SET TASK >>
Lines holding the string "interior" are the ones to copy from this listing.

===== AVAILABLE DATA =====

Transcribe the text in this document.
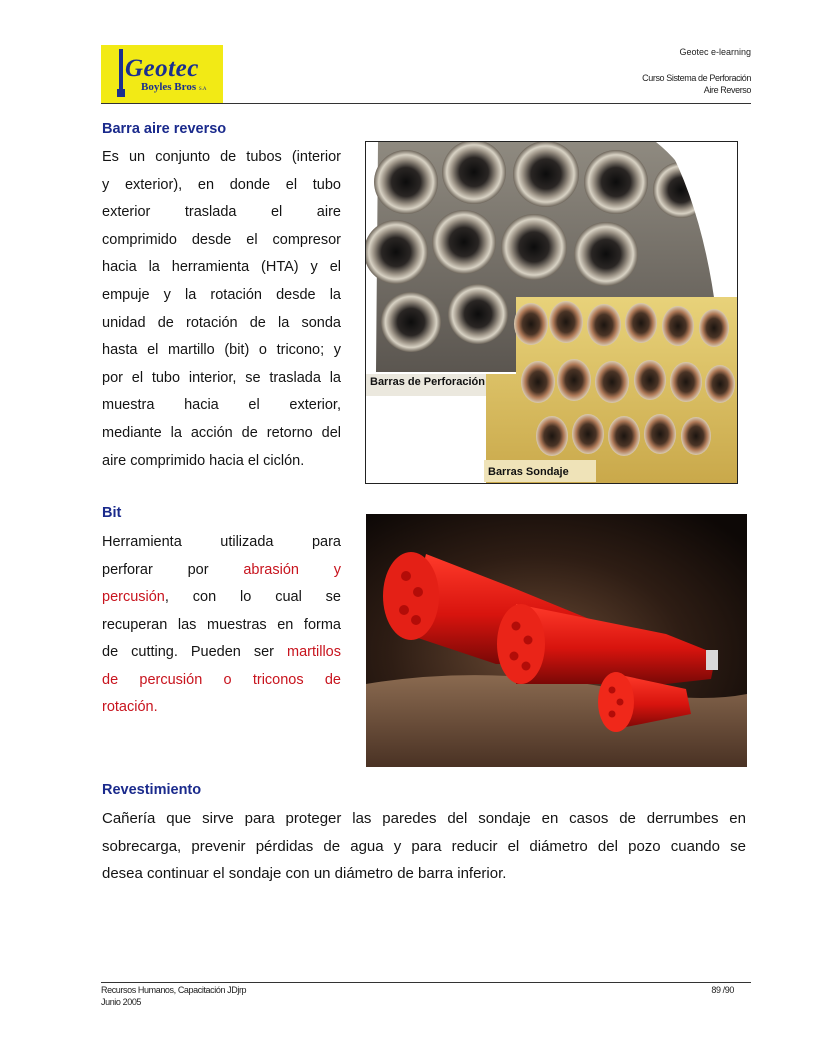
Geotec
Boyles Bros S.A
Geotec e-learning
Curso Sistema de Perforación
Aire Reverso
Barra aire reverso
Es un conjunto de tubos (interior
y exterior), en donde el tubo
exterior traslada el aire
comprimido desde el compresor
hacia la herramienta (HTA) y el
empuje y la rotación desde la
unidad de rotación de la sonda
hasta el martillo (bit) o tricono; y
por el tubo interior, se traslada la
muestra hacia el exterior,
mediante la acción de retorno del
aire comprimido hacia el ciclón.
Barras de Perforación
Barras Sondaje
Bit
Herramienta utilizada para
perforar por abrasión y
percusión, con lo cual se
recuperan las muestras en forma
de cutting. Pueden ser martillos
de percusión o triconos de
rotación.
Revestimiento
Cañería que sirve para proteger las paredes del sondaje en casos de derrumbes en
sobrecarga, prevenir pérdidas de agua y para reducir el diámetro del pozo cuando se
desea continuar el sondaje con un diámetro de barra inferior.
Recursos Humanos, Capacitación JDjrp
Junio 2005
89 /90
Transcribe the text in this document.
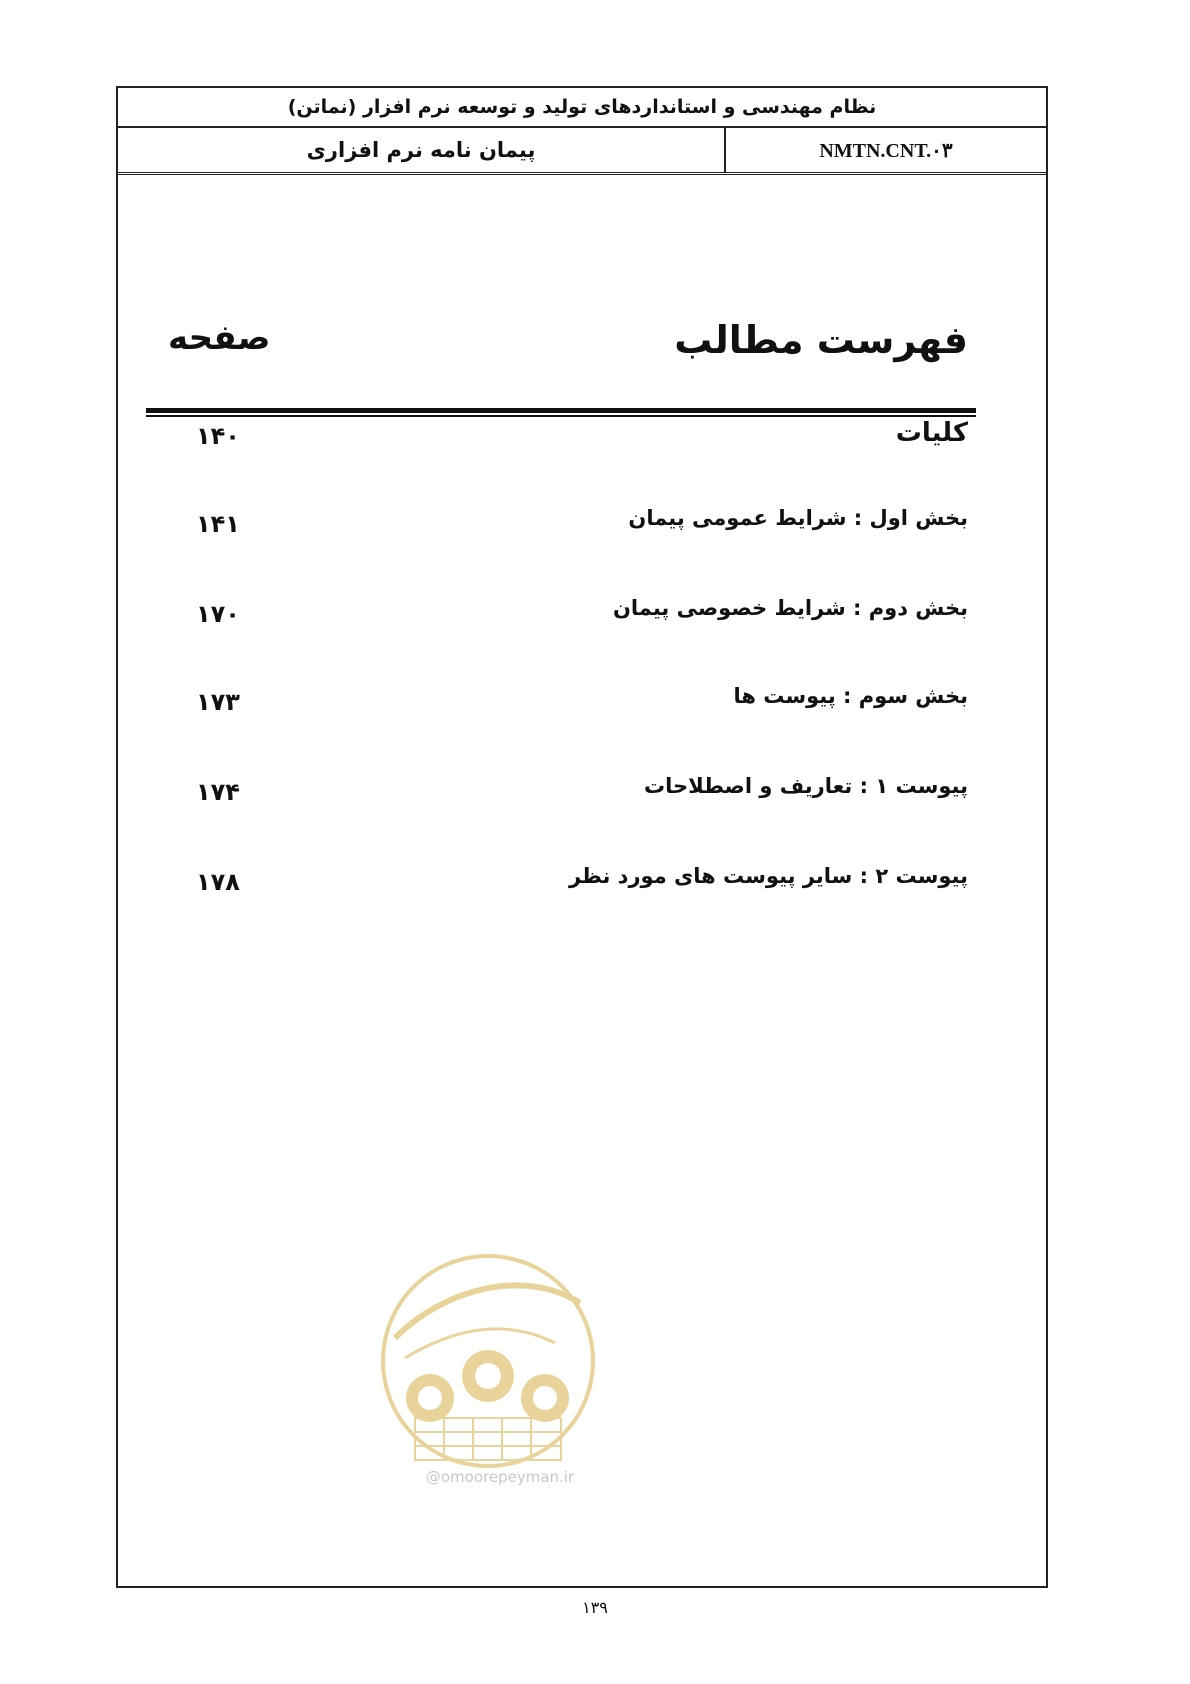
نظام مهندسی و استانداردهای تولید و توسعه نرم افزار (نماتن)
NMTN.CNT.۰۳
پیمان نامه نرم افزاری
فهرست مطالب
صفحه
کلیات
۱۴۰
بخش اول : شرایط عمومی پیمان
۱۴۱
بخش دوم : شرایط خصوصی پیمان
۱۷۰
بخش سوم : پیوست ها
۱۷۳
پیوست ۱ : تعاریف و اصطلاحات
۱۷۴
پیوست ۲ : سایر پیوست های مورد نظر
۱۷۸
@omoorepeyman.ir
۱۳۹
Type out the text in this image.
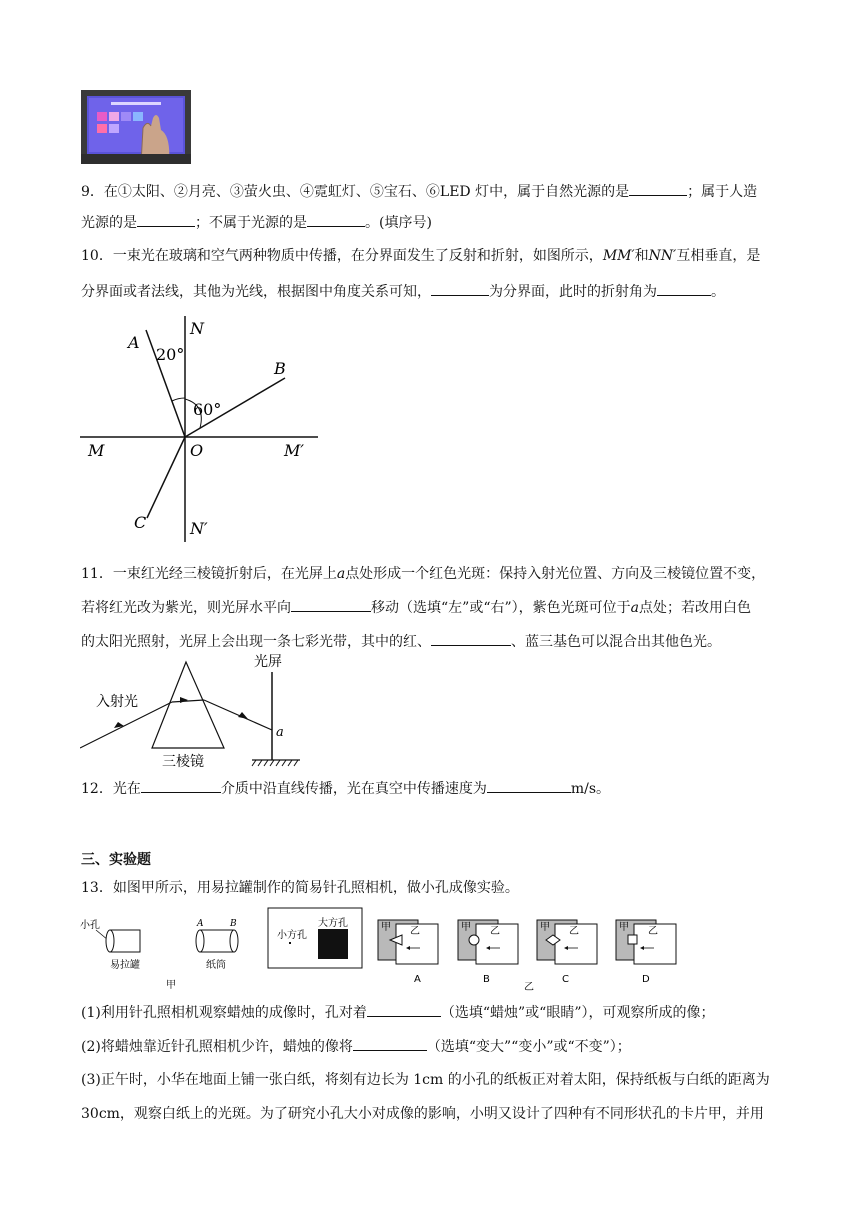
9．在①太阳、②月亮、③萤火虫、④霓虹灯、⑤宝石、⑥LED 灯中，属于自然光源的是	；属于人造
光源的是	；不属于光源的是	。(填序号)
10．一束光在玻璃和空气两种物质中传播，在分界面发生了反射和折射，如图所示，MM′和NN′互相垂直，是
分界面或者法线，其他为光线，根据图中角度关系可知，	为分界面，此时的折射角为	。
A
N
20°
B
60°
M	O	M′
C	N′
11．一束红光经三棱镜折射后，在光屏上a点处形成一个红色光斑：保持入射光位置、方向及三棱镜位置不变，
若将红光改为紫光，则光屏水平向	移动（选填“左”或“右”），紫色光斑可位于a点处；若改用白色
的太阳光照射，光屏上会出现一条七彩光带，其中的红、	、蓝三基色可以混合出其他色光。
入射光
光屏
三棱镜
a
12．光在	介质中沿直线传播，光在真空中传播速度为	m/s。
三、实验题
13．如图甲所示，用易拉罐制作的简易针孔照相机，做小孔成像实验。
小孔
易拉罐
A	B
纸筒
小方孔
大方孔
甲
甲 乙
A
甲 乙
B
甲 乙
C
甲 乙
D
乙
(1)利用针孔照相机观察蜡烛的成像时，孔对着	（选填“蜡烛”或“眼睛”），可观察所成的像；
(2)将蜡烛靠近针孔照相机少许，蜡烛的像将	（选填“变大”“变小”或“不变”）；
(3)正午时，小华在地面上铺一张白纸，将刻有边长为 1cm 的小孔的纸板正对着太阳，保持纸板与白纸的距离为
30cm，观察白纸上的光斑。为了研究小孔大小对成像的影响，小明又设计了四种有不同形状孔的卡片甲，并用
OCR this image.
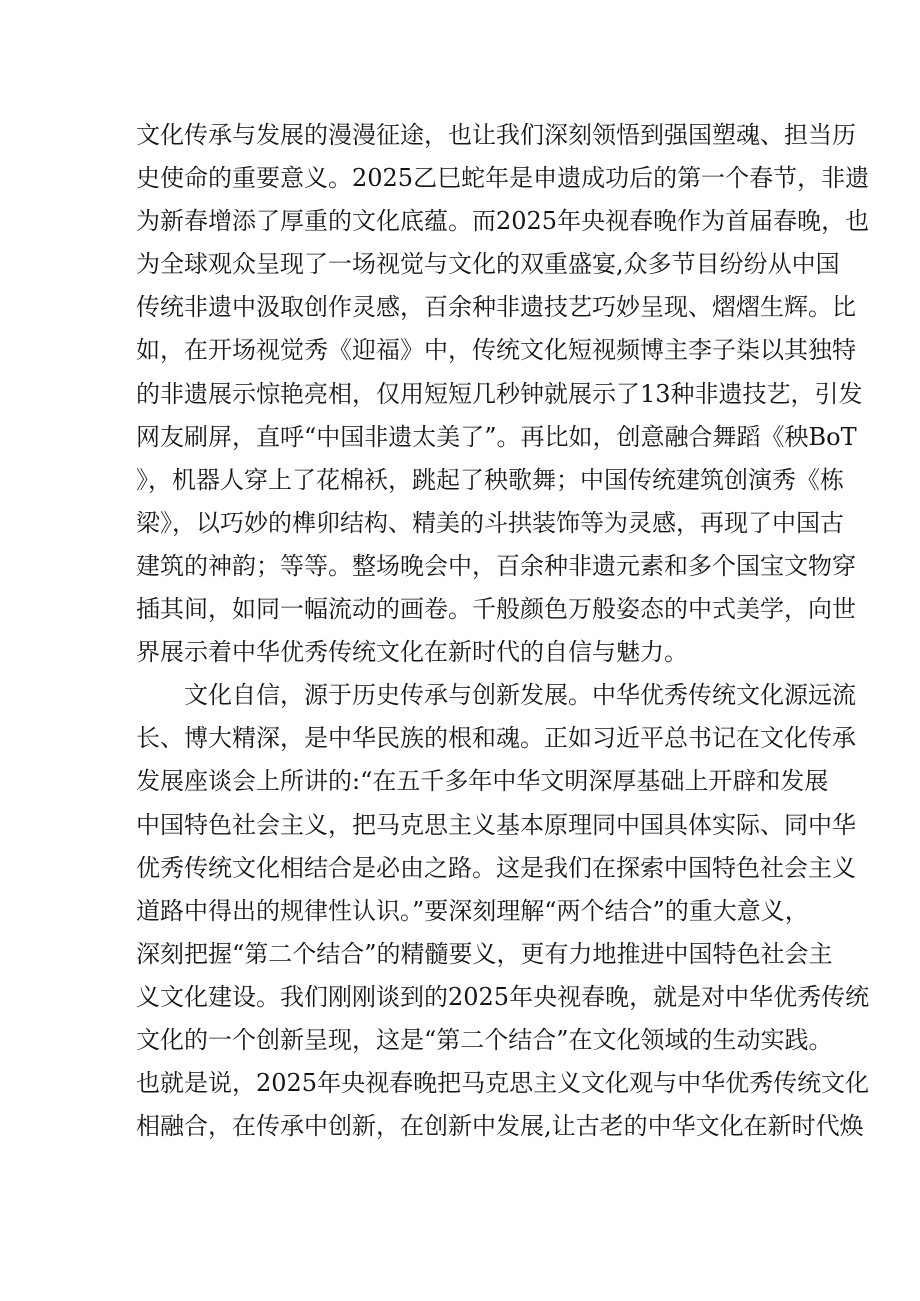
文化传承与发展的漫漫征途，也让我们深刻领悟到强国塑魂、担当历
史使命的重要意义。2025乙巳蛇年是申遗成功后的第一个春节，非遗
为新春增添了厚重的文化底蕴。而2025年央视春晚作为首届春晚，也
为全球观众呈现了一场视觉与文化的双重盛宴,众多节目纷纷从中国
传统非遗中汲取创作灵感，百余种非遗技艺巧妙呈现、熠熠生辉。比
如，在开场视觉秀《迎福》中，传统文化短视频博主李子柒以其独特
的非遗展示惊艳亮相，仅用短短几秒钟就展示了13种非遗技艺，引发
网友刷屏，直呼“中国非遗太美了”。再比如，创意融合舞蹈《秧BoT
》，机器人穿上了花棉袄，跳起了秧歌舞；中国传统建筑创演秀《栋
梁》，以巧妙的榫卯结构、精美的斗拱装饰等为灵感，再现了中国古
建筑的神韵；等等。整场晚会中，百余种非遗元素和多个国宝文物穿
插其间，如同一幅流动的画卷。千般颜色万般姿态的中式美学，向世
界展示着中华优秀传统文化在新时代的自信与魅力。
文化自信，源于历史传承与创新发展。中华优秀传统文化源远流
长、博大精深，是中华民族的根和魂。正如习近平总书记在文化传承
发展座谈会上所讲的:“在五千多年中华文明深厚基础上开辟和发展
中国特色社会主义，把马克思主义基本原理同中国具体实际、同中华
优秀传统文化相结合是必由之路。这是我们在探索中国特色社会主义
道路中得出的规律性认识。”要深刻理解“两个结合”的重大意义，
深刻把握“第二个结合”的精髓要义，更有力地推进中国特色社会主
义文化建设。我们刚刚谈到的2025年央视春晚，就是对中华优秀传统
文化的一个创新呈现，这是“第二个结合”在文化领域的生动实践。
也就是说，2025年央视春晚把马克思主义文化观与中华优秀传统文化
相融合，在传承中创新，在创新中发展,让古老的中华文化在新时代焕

=====

WRITTEN ANSWER >>
Es un conjunto de tubos (interior
por el tubo interior, se traslada la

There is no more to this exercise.